DIRECTIVE A =>
Answer these questions from the discussion of "reify":
(i) What typo does the writer apologize for?
(ii) What plural of "box" from the "haxxor" community is mentioned?
(iii) If we all had to use the same simple words, what would we be speaking instead of English?
DIRECTIVE B => Quote the stretch of the records from the line containing "button[interactable]: AnTuTu Benchmark" through the line containing "button[interactable]: Recent apps [346, 626, 358, 639]", both lines included.

>> I wonder why they don't just say "realize".
> Sorry for the typo ("refity" for "reify"). I used "reify" because it means
> precisely to make concrete, or to materialize.
> "Karl Uppiano" <karl.uppiano@verizon.net> wrote
>>> I wonder why they don't just say "realize".
[quoted text clipped - 5 lines]
> knowledge or enlightenment", which might confuse some readers. "Reify" is
> unambiguous as well as precise.
I see your point, however, I often hear the term "realize" to mean
"instantiate", "implement"; to make real. "To achieve understanding,
knowledge or enlightenment" is actually a slight perversion of the term
"real-ize". I have never confused the meaning when it is used in context.
But "re-ify" left me scratching my head. "Real-ify" might have given me a
clue, but I might have again asked, why not "real-ize"?
> If we all had to use the same, simple words for things we'd lose most of
> the power of English, in fact, we wouldn't be speaking English we'd be
> speaking that tool of political and social oppression, Newspeak.
We overload word meanings in English all the time, with little or no
confusion. I am not a word nazi, and I like some of the new terms to come
out of the "haxxor" community, such as "boxen", the plural of "box". But
that makes sense (and a bit of a play on words) since, for example, we use
the same ending for "oxen" for the plural of "ox".

DATA SUPPLIED =>
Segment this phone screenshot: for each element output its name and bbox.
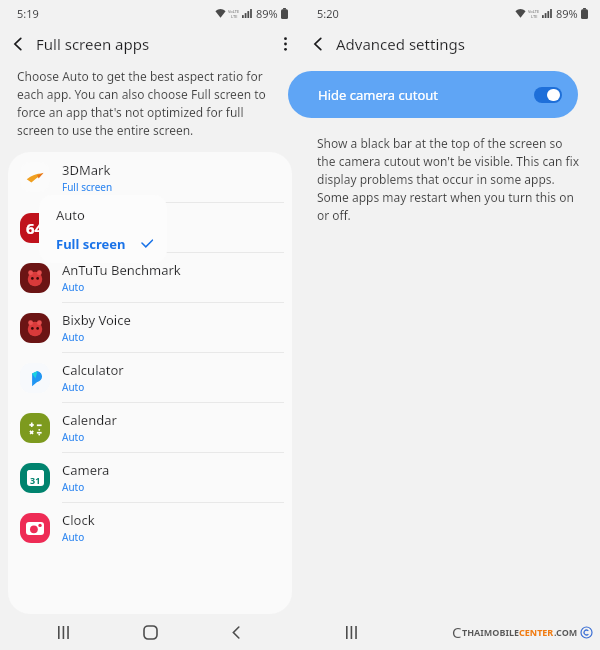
button[interactable]: AnTuTu Benchmark [8, 252, 292, 302]
staticText: Hide camera cutout [318, 86, 534, 104]
staticText: Auto [62, 380, 85, 394]
staticText: Auto [62, 480, 85, 494]
staticText: Show a black bar at the top of the scree… [317, 135, 584, 224]
staticText: AnTuTu Benchmark [62, 261, 181, 279]
staticText: 5:20 [317, 6, 339, 21]
staticText: Auto [62, 280, 85, 294]
button[interactable]: More options [270, 26, 300, 62]
button[interactable]: Hide camera cutout [288, 71, 578, 118]
button[interactable]: Recent apps [346, 626, 358, 639]
button[interactable]: Auto [39, 200, 167, 229]
button[interactable]: Bixby Voice [8, 302, 292, 352]
staticText: Auto [56, 206, 85, 224]
staticText: Full screen [62, 180, 113, 194]
button[interactable]: 31 [8, 452, 292, 502]
staticText: 64 [26, 218, 44, 238]
staticText: Full screen apps [36, 34, 270, 54]
staticText: Auto [62, 530, 85, 544]
staticText: VoLTE [228, 9, 240, 14]
staticText: LTE [231, 14, 238, 19]
button[interactable]: Home [128, 614, 172, 650]
staticText: 31 [30, 474, 41, 486]
staticText: Full screen [56, 235, 155, 253]
staticText: LTE [531, 14, 538, 19]
button[interactable]: Full screen [39, 229, 167, 258]
staticText: .COM [554, 626, 578, 638]
button[interactable]: Back [0, 26, 36, 62]
button[interactable]: Recent apps [42, 614, 86, 650]
staticText: VoLTE [528, 9, 540, 14]
staticText: 5:19 [17, 6, 39, 21]
button[interactable]: Calculator [8, 352, 292, 402]
staticText: Calculator [62, 361, 124, 379]
staticText: 89% [256, 6, 278, 21]
button[interactable]: 64 [8, 202, 292, 252]
staticText: C [452, 622, 462, 642]
button[interactable]: Clock [8, 502, 292, 552]
staticText: 3DMark [62, 161, 111, 179]
staticText: AnTuTu 3DBench [62, 211, 166, 229]
button[interactable]: 3DMark [8, 152, 292, 202]
staticText: 89% [556, 6, 578, 21]
staticText: CENTER [519, 626, 554, 638]
button[interactable]: Back [300, 26, 336, 62]
staticText: Auto [62, 230, 85, 244]
staticText: THAIMOBILE [462, 626, 519, 638]
staticText: Camera [62, 461, 110, 479]
staticText: Auto [62, 330, 85, 344]
staticText: Auto [62, 430, 85, 444]
button[interactable]: Back [214, 614, 258, 650]
staticText: Calendar [62, 411, 117, 429]
button[interactable]: Calendar [8, 402, 292, 452]
staticText: Advanced settings [336, 34, 465, 54]
staticText: Choose Auto to get the best aspect ratio… [17, 68, 282, 139]
staticText: Bixby Voice [62, 311, 131, 329]
staticText: Clock [62, 511, 95, 529]
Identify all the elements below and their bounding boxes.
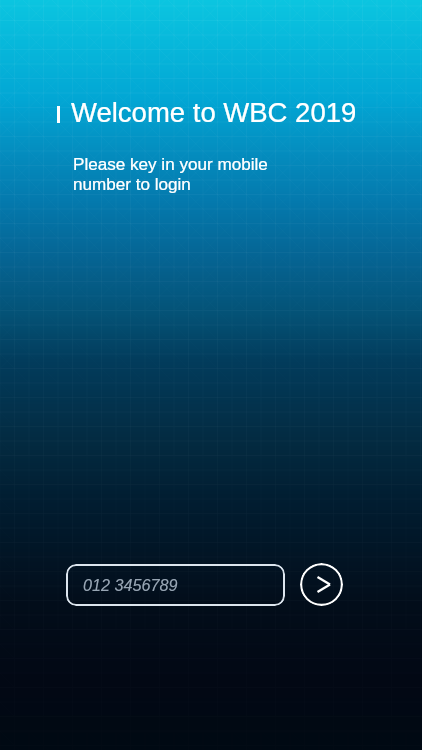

TASK RESPONSE A =>
(i) "refity" for "reify"
(ii) "boxen"
(iii) Newspeak

TASK RESPONSE B =>
button[interactable]: AnTuTu Benchmark [8, 252, 292, 302]
staticText: Hide camera cutout [318, 86, 534, 104]
staticText: Auto [62, 380, 85, 394]
staticText: Auto [62, 480, 85, 494]
staticText: Show a black bar at the top of the scree… [317, 135, 584, 224]
staticText: AnTuTu Benchmark [62, 261, 181, 279]
staticText: 5:20 [317, 6, 339, 21]
staticText: Auto [62, 280, 85, 294]
button[interactable]: More options [270, 26, 300, 62]
button[interactable]: Hide camera cutout [288, 71, 578, 118]
button[interactable]: Recent apps [346, 626, 358, 639]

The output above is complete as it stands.